*AVAILABLE DATA*:
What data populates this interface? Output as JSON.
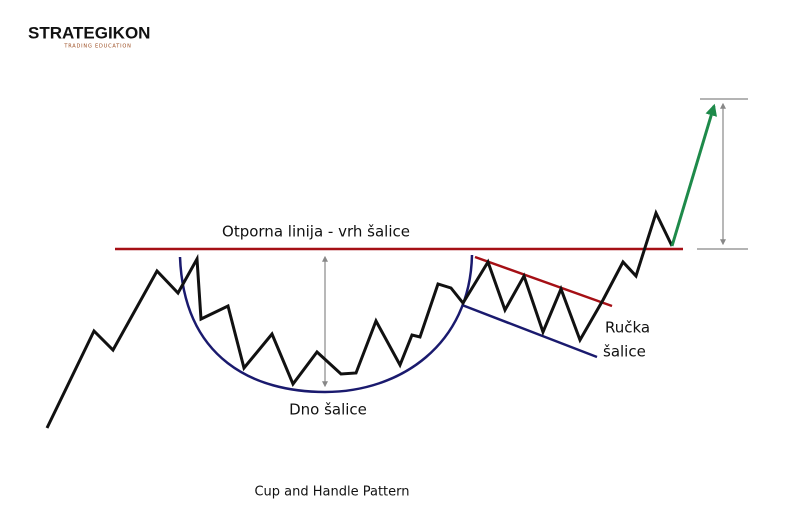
{
  "logo": {
    "name": "STRATEGIKON",
    "tagline": "TRADING EDUCATION"
  },
  "labels": {
    "resistance": "Otporna linija - vrh šalice",
    "bottom": "Dno šalice",
    "handle_line1": "Ručka",
    "handle_line2": "šalice"
  },
  "caption": "Cup and Handle Pattern"
}
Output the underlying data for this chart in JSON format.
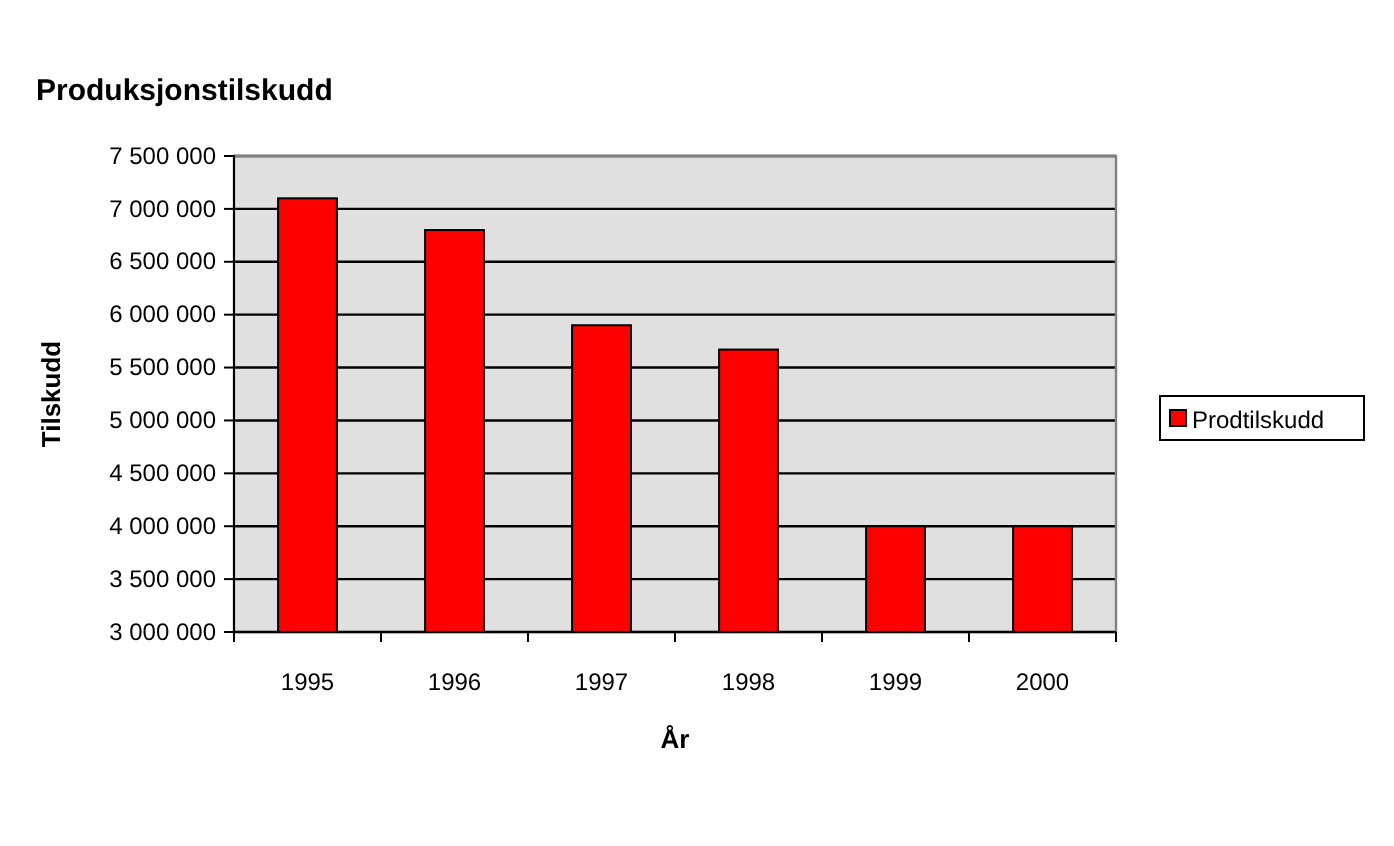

*PROBLEM STATEMENT*: The records above must be transcribed exactly. Pictures are left out of the copy.

*SOLUTION TO THE PROBLEM*:
What data populates this interface? Output as JSON.
{
  "logo": {
    "name": "STRATEGIKON",
    "tagline": "TRADING EDUCATION"
  },
  "labels": {
    "resistance": "Otporna linija - vrh šalice",
    "bottom": "Dno šalice",
    "handle_line1": "Ručka",
    "handle_line2": "šalice"
  },
  "caption": "Cup and Handle Pattern"
}
Output the underlying data for this chart in JSON format.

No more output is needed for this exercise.